DATASET EXCERPTS ::
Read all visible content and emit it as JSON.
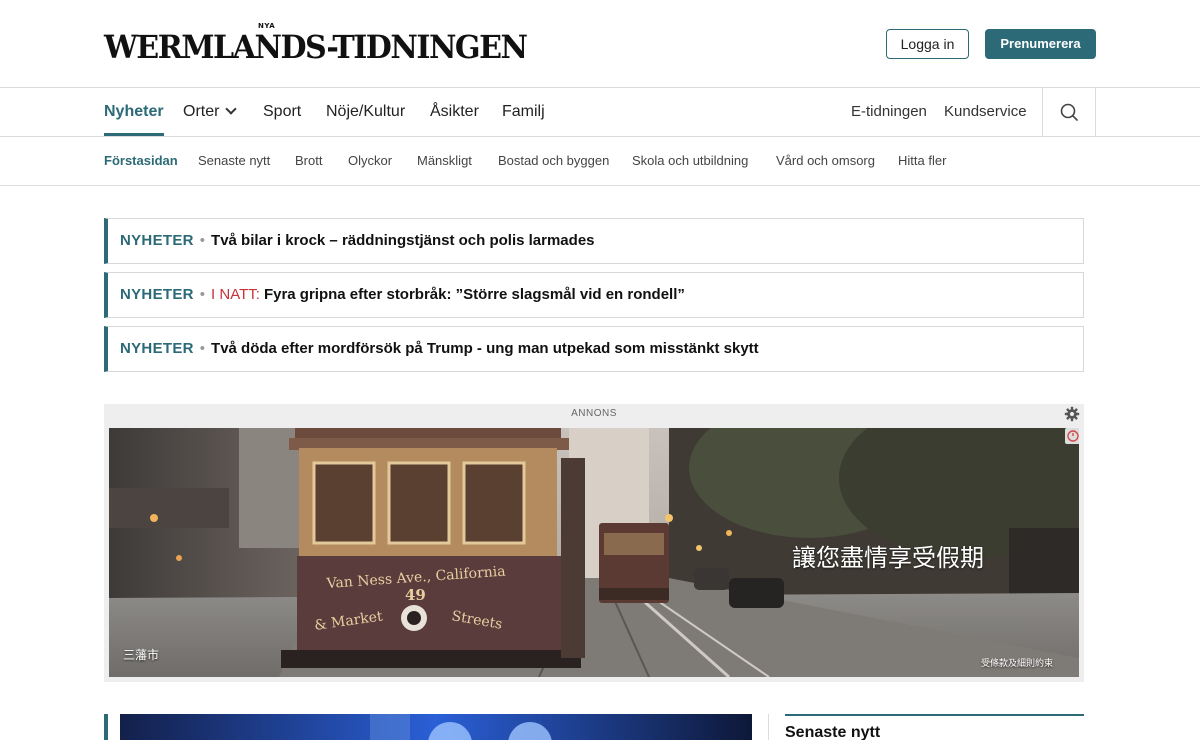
{
  "header": {
    "logo_text": "WERMLANDS-TIDNINGEN",
    "logo_small": "NYA",
    "login_label": "Logga in",
    "subscribe_label": "Prenumerera"
  },
  "nav": {
    "items": [
      {
        "label": "Nyheter"
      },
      {
        "label": "Orter"
      },
      {
        "label": "Sport"
      },
      {
        "label": "Nöje/Kultur"
      },
      {
        "label": "Åsikter"
      },
      {
        "label": "Familj"
      }
    ],
    "right": [
      {
        "label": "E-tidningen"
      },
      {
        "label": "Kundservice"
      }
    ]
  },
  "subnav": {
    "items": [
      {
        "label": "Förstasidan"
      },
      {
        "label": "Senaste nytt"
      },
      {
        "label": "Brott"
      },
      {
        "label": "Olyckor"
      },
      {
        "label": "Mänskligt"
      },
      {
        "label": "Bostad och byggen"
      },
      {
        "label": "Skola och utbildning"
      },
      {
        "label": "Vård och omsorg"
      },
      {
        "label": "Hitta fler"
      }
    ]
  },
  "headlines": [
    {
      "section": "NYHETER",
      "tag": "",
      "title": "Två bilar i krock – räddningstjänst och polis larmades"
    },
    {
      "section": "NYHETER",
      "tag": "I NATT:",
      "title": "Fyra gripna efter storbråk: ”Större slagsmål vid en rondell”"
    },
    {
      "section": "NYHETER",
      "tag": "",
      "title": "Två döda efter mordförsök på Trump - ung man utpekad som misstänkt skytt"
    }
  ],
  "ad": {
    "label": "ANNONS",
    "caption": "讓您盡情享受假期",
    "city": "三藩市",
    "terms": "受條款及細則約束",
    "tram_sign_1": "Van Ness Ave., California",
    "tram_number": "49",
    "tram_sign_2": "& Market",
    "tram_sign_3": "Streets"
  },
  "latest": {
    "title": "Senaste nytt"
  },
  "colors": {
    "accent": "#2b6a76",
    "breaking": "#c8323c"
  }
}
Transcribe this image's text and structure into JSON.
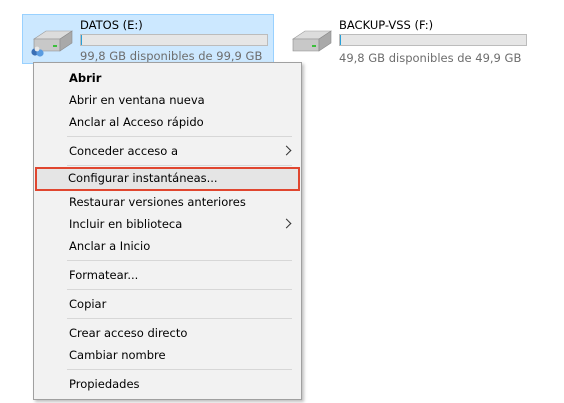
{
  "drives": [
    {
      "name": "DATOS (E:)",
      "free_text": "99,8 GB disponibles de 99,9 GB",
      "used_fraction": 0.001,
      "selected": true
    },
    {
      "name": "BACKUP-VSS (F:)",
      "free_text": "49,8 GB disponibles de 49,9 GB",
      "used_fraction": 0.002,
      "selected": false
    }
  ],
  "context_menu": {
    "items": [
      {
        "label": "Abrir",
        "default": true
      },
      {
        "label": "Abrir en ventana nueva"
      },
      {
        "label": "Anclar al Acceso rápido"
      },
      {
        "label": "Conceder acceso a",
        "submenu": true
      },
      {
        "label": "Configurar instantáneas...",
        "highlighted": true
      },
      {
        "label": "Restaurar versiones anteriores"
      },
      {
        "label": "Incluir en biblioteca",
        "submenu": true
      },
      {
        "label": "Anclar a Inicio"
      },
      {
        "label": "Formatear..."
      },
      {
        "label": "Copiar"
      },
      {
        "label": "Crear acceso directo"
      },
      {
        "label": "Cambiar nombre"
      },
      {
        "label": "Propiedades"
      }
    ]
  },
  "colors": {
    "selection": "#cce8ff",
    "highlight_border": "#e0462f",
    "bar_fill": "#26a0da"
  }
}
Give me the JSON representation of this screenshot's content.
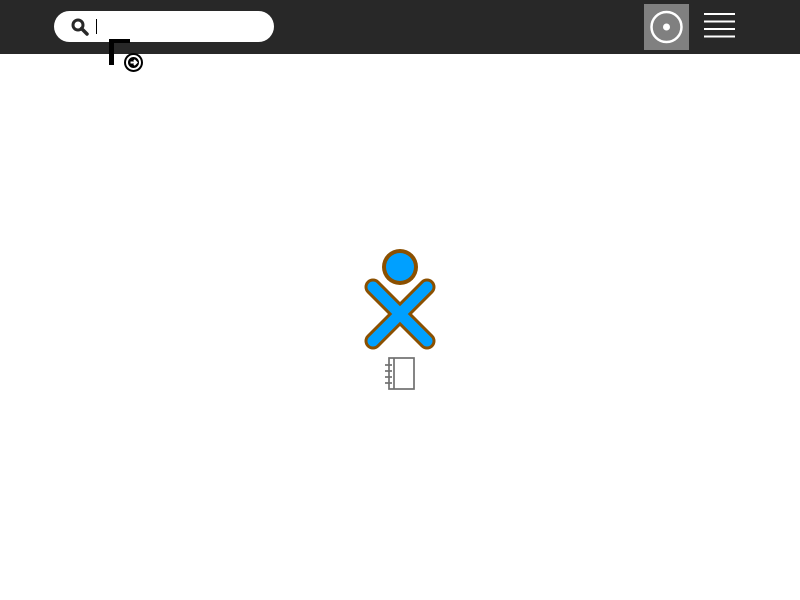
{
  "toolbar": {
    "background": "#282828"
  },
  "search": {
    "value": "",
    "placeholder": "",
    "icon": "search-icon",
    "clear_icon": "clear-search-icon"
  },
  "view_buttons": {
    "journal": {
      "icon": "journal-view-icon",
      "selected": true,
      "background": "#808080"
    },
    "list": {
      "icon": "list-view-icon",
      "selected": false
    }
  },
  "home": {
    "owner_icon": "xo-owner-icon",
    "owner_colors": {
      "stroke": "#8b5000",
      "fill": "#00a0ff"
    },
    "activity_icon": "journal-activity-icon",
    "activity_color": "#707070"
  }
}
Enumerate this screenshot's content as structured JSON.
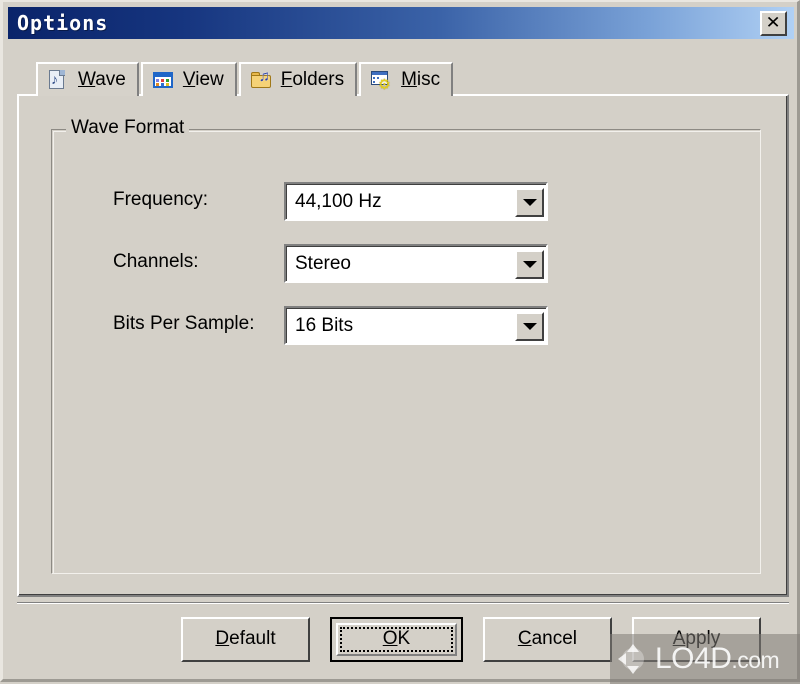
{
  "window": {
    "title": "Options",
    "close_label": "✕",
    "close_icon": "close-icon",
    "colors": {
      "face": "#d4d0c8",
      "title_gradient_start": "#0a246a",
      "title_gradient_end": "#b0d0f4",
      "text": "#000000",
      "field_background": "#ffffff"
    }
  },
  "tabs": [
    {
      "label_before": "",
      "accel": "W",
      "label_after": "ave",
      "icon": "wave-note-page-icon",
      "active": true
    },
    {
      "label_before": "",
      "accel": "V",
      "label_after": "iew",
      "icon": "view-window-dots-icon",
      "active": false
    },
    {
      "label_before": "",
      "accel": "F",
      "label_after": "olders",
      "icon": "folder-music-icon",
      "active": false
    },
    {
      "label_before": "",
      "accel": "M",
      "label_after": "isc",
      "icon": "window-gear-icon",
      "active": false
    }
  ],
  "group": {
    "caption": "Wave Format",
    "rows": [
      {
        "label": "Frequency:",
        "value": "44,100 Hz",
        "arrow_icon": "chevron-down-icon"
      },
      {
        "label": "Channels:",
        "value": "Stereo",
        "arrow_icon": "chevron-down-icon"
      },
      {
        "label": "Bits Per Sample:",
        "value": "16 Bits",
        "arrow_icon": "chevron-down-icon"
      }
    ]
  },
  "buttons": [
    {
      "accel": "D",
      "rest": "efault",
      "default": false
    },
    {
      "accel": "O",
      "rest": "K",
      "default": true
    },
    {
      "accel": "C",
      "rest": "ancel",
      "default": false
    },
    {
      "accel": "A",
      "rest": "pply",
      "default": false
    }
  ],
  "watermark": {
    "name": "LO4D",
    "suffix": ".com",
    "logo_icon": "circular-arrows-icon"
  }
}
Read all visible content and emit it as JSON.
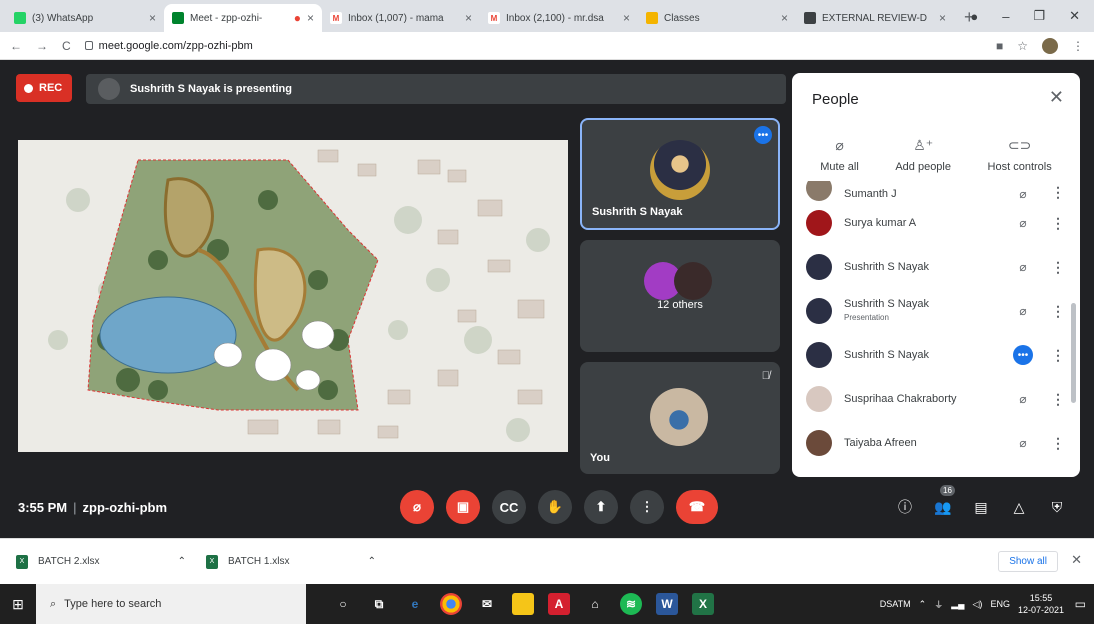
{
  "browser": {
    "tabs": [
      {
        "label": "(3) WhatsApp",
        "favicon_color": "#25d366"
      },
      {
        "label": "Meet - zpp-ozhi-",
        "favicon_color": "#00832d"
      },
      {
        "label": "Inbox (1,007) - mama",
        "favicon_color": "#ea4335"
      },
      {
        "label": "Inbox (2,100) - mr.dsa",
        "favicon_color": "#ea4335"
      },
      {
        "label": "Classes",
        "favicon_color": "#f4b400"
      },
      {
        "label": "EXTERNAL REVIEW-D",
        "favicon_color": "#3c4043"
      }
    ],
    "url": "meet.google.com/zpp-ozhi-pbm"
  },
  "meet": {
    "rec_label": "REC",
    "presenting_text": "Sushrith S Nayak is presenting",
    "tiles": {
      "presenter_name": "Sushrith S Nayak",
      "others_label": "12 others",
      "self_label": "You"
    },
    "people_panel": {
      "title": "People",
      "actions": {
        "mute_all": "Mute all",
        "add_people": "Add people",
        "host_controls": "Host controls"
      },
      "participants": [
        {
          "name": "Sumanth J",
          "sub": "",
          "avatar_color": "#8a7a6a"
        },
        {
          "name": "Surya kumar A",
          "sub": "",
          "avatar_color": "#a0161a"
        },
        {
          "name": "Sushrith S Nayak",
          "sub": "",
          "avatar_color": "#2b2f44"
        },
        {
          "name": "Sushrith S Nayak",
          "sub": "Presentation",
          "avatar_color": "#2b2f44"
        },
        {
          "name": "Sushrith S Nayak",
          "sub": "",
          "avatar_color": "#2b2f44"
        },
        {
          "name": "Susprihaa Chakraborty",
          "sub": "",
          "avatar_color": "#d8c8c0"
        },
        {
          "name": "Taiyaba Afreen",
          "sub": "",
          "avatar_color": "#6b4a3a"
        }
      ]
    },
    "bottom": {
      "time": "3:55 PM",
      "meeting_code": "zpp-ozhi-pbm",
      "participant_count": "16"
    }
  },
  "downloads": {
    "items": [
      "BATCH 2.xlsx",
      "BATCH 1.xlsx"
    ],
    "show_all": "Show all"
  },
  "taskbar": {
    "search_placeholder": "Type here to search",
    "tray_label": "DSATM",
    "lang": "ENG",
    "clock_time": "15:55",
    "clock_date": "12-07-2021"
  }
}
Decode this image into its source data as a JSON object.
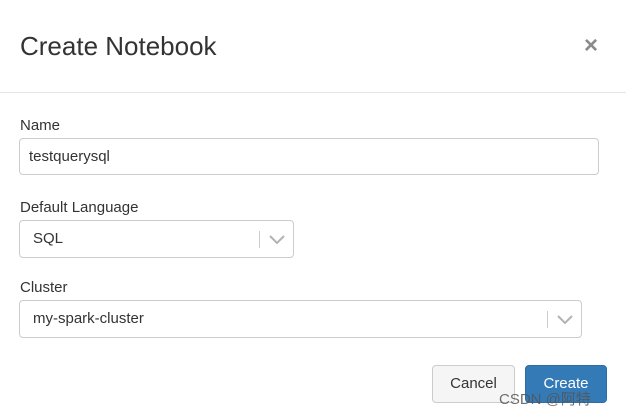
{
  "dialog": {
    "title": "Create Notebook",
    "close_symbol": "×"
  },
  "form": {
    "name_label": "Name",
    "name_value": "testquerysql",
    "language_label": "Default Language",
    "language_value": "SQL",
    "cluster_label": "Cluster",
    "cluster_value": "my-spark-cluster"
  },
  "buttons": {
    "cancel_label": "Cancel",
    "create_label": "Create"
  },
  "watermark": "CSDN @阿特",
  "colors": {
    "primary": "#337ab7",
    "border": "#cccccc",
    "text": "#333333"
  },
  "icons": {
    "close": "close-icon",
    "dropdown": "chevron-down-icon"
  }
}
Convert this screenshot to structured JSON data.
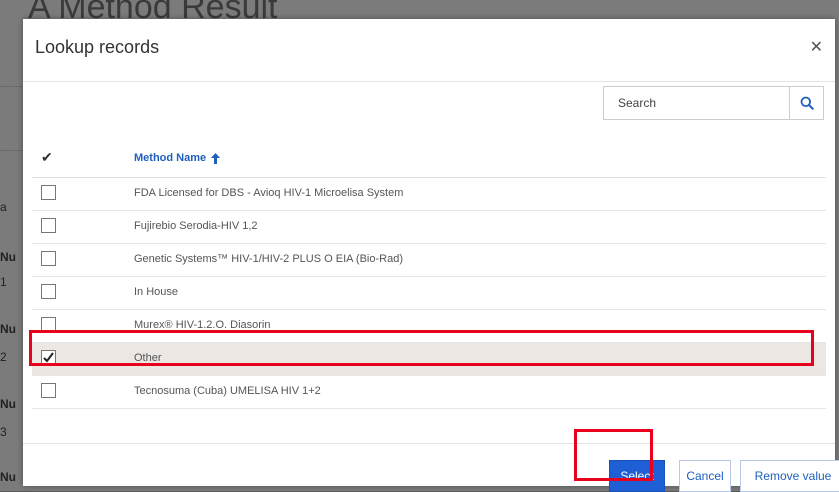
{
  "background": {
    "title": "A Method Result",
    "fragments": [
      "a",
      "Nu",
      "1",
      "Nu",
      "2",
      "Nu",
      "3",
      "Nu"
    ]
  },
  "modal": {
    "title": "Lookup records",
    "close_icon": "close-icon",
    "search": {
      "placeholder": "Search",
      "value": ""
    },
    "table": {
      "check_header": "✔",
      "column_header": "Method Name",
      "sort_icon": "arrow-up-icon",
      "rows": [
        {
          "label": "FDA Licensed for DBS - Avioq HIV-1 Microelisa System",
          "checked": false
        },
        {
          "label": "Fujirebio Serodia-HIV 1,2",
          "checked": false
        },
        {
          "label": "Genetic Systems™ HIV-1/HIV-2 PLUS O EIA (Bio-Rad)",
          "checked": false
        },
        {
          "label": "In House",
          "checked": false
        },
        {
          "label": "Murex® HIV-1.2.O. Diasorin",
          "checked": false
        },
        {
          "label": "Other",
          "checked": true
        },
        {
          "label": "Tecnosuma (Cuba) UMELISA HIV 1+2",
          "checked": false
        }
      ]
    },
    "buttons": {
      "select": "Select",
      "cancel": "Cancel",
      "remove": "Remove value"
    }
  },
  "colors": {
    "accent": "#1e5fd6",
    "highlight": "#e8001c",
    "selected_row": "#ece7e3"
  }
}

PROMPT :: Using the records above, gather all lines where the string "true" is present.

THE RESPONSE ::
      "selected": true
        "default": true
        "submenu": true
        "highlighted": true
        "submenu": true
      "selected": true,
      "active": true
      "default": true
          "checked": true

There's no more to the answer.